_Provided information_:
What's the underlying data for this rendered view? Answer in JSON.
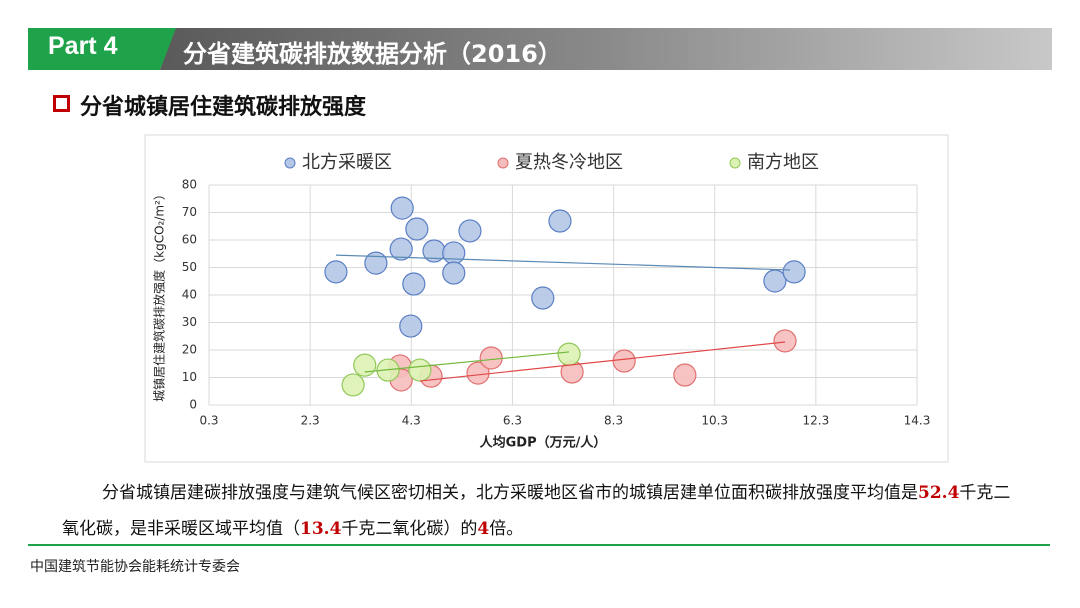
{
  "header": {
    "part": "Part 4",
    "title": "分省建筑碳排放数据分析（2016）"
  },
  "section_title": "分省城镇居住建筑碳排放强度",
  "chart_data": {
    "type": "scatter",
    "y_label": "城镇居住建筑碳排放强度（kgCO₂/m²）",
    "x_label": "人均GDP（万元/人）",
    "xlim": [
      0.3,
      14.3
    ],
    "xticks": [
      0.3,
      2.3,
      4.3,
      6.3,
      8.3,
      10.3,
      12.3,
      14.3
    ],
    "ylim": [
      0,
      80
    ],
    "yticks": [
      0,
      10,
      20,
      30,
      40,
      50,
      60,
      70,
      80
    ],
    "grid": true,
    "legend": "top",
    "series": [
      {
        "name": "北方采暖区",
        "color": "#b4c7e7",
        "edge": "#5b7fc4",
        "trend_color": "#5b8bb5",
        "x": [
          2.81,
          3.6,
          4.12,
          4.41,
          4.1,
          4.35,
          4.29,
          4.75,
          5.14,
          5.14,
          5.46,
          7.24,
          6.9,
          11.49,
          11.87
        ],
        "values": [
          48.4,
          51.6,
          71.6,
          64.0,
          56.7,
          44.0,
          28.7,
          56.0,
          55.3,
          48.0,
          63.3,
          66.9,
          38.9,
          45.1,
          48.4
        ],
        "trend": {
          "x": [
            2.81,
            11.79
          ],
          "values": [
            54.5,
            49.1
          ]
        }
      },
      {
        "name": "夏热冬冷地区",
        "color": "#f6bcbc",
        "edge": "#e07070",
        "trend_color": "#e04848",
        "x": [
          4.08,
          4.1,
          4.69,
          5.62,
          5.88,
          7.48,
          8.51,
          9.71,
          11.69
        ],
        "values": [
          14.2,
          9.1,
          10.5,
          11.6,
          17.1,
          12.0,
          16.0,
          10.9,
          23.3
        ],
        "trend": {
          "x": [
            4.47,
            11.69
          ],
          "values": [
            8.7,
            22.9
          ]
        }
      },
      {
        "name": "南方地区",
        "color": "#dcf2b4",
        "edge": "#92c85a",
        "trend_color": "#70b838",
        "x": [
          3.15,
          3.38,
          3.84,
          4.47,
          7.42
        ],
        "values": [
          7.3,
          14.5,
          12.7,
          12.7,
          18.5
        ],
        "trend": {
          "x": [
            3.38,
            7.42
          ],
          "values": [
            12.0,
            19.3
          ]
        }
      }
    ]
  },
  "paragraph": [
    {
      "text": "分省城镇居建碳排放强度与建筑气候区密切相关，北方采暖地区省市的城镇居建单位面积碳排放强度平均值是",
      "highlight": false
    },
    {
      "text": "52.4",
      "highlight": true
    },
    {
      "text": "千克二氧化碳，是非采暖区域平均值（",
      "highlight": false
    },
    {
      "text": "13.4",
      "highlight": true
    },
    {
      "text": "千克二氧化碳）的",
      "highlight": false
    },
    {
      "text": "4",
      "highlight": true
    },
    {
      "text": "倍。",
      "highlight": false
    }
  ],
  "footer": "中国建筑节能协会能耗统计专委会"
}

_Task_: Every line above should be repeated exactly; pictures stay out of the copy.

_Solution for this problem_:
What's the underlying data for this rendered view? Answer in JSON.
{
  "header": {
    "part": "Part 4",
    "title": "分省建筑碳排放数据分析（2016）"
  },
  "section_title": "分省城镇居住建筑碳排放强度",
  "chart_data": {
    "type": "scatter",
    "y_label": "城镇居住建筑碳排放强度（kgCO₂/m²）",
    "x_label": "人均GDP（万元/人）",
    "xlim": [
      0.3,
      14.3
    ],
    "xticks": [
      0.3,
      2.3,
      4.3,
      6.3,
      8.3,
      10.3,
      12.3,
      14.3
    ],
    "ylim": [
      0,
      80
    ],
    "yticks": [
      0,
      10,
      20,
      30,
      40,
      50,
      60,
      70,
      80
    ],
    "grid": true,
    "legend": "top",
    "series": [
      {
        "name": "北方采暖区",
        "color": "#b4c7e7",
        "edge": "#5b7fc4",
        "trend_color": "#5b8bb5",
        "x": [
          2.81,
          3.6,
          4.12,
          4.41,
          4.1,
          4.35,
          4.29,
          4.75,
          5.14,
          5.14,
          5.46,
          7.24,
          6.9,
          11.49,
          11.87
        ],
        "values": [
          48.4,
          51.6,
          71.6,
          64.0,
          56.7,
          44.0,
          28.7,
          56.0,
          55.3,
          48.0,
          63.3,
          66.9,
          38.9,
          45.1,
          48.4
        ],
        "trend": {
          "x": [
            2.81,
            11.79
          ],
          "values": [
            54.5,
            49.1
          ]
        }
      },
      {
        "name": "夏热冬冷地区",
        "color": "#f6bcbc",
        "edge": "#e07070",
        "trend_color": "#e04848",
        "x": [
          4.08,
          4.1,
          4.69,
          5.62,
          5.88,
          7.48,
          8.51,
          9.71,
          11.69
        ],
        "values": [
          14.2,
          9.1,
          10.5,
          11.6,
          17.1,
          12.0,
          16.0,
          10.9,
          23.3
        ],
        "trend": {
          "x": [
            4.47,
            11.69
          ],
          "values": [
            8.7,
            22.9
          ]
        }
      },
      {
        "name": "南方地区",
        "color": "#dcf2b4",
        "edge": "#92c85a",
        "trend_color": "#70b838",
        "x": [
          3.15,
          3.38,
          3.84,
          4.47,
          7.42
        ],
        "values": [
          7.3,
          14.5,
          12.7,
          12.7,
          18.5
        ],
        "trend": {
          "x": [
            3.38,
            7.42
          ],
          "values": [
            12.0,
            19.3
          ]
        }
      }
    ]
  },
  "paragraph": [
    {
      "text": "分省城镇居建碳排放强度与建筑气候区密切相关，北方采暖地区省市的城镇居建单位面积碳排放强度平均值是",
      "highlight": false
    },
    {
      "text": "52.4",
      "highlight": true
    },
    {
      "text": "千克二氧化碳，是非采暖区域平均值（",
      "highlight": false
    },
    {
      "text": "13.4",
      "highlight": true
    },
    {
      "text": "千克二氧化碳）的",
      "highlight": false
    },
    {
      "text": "4",
      "highlight": true
    },
    {
      "text": "倍。",
      "highlight": false
    }
  ],
  "footer": "中国建筑节能协会能耗统计专委会"
}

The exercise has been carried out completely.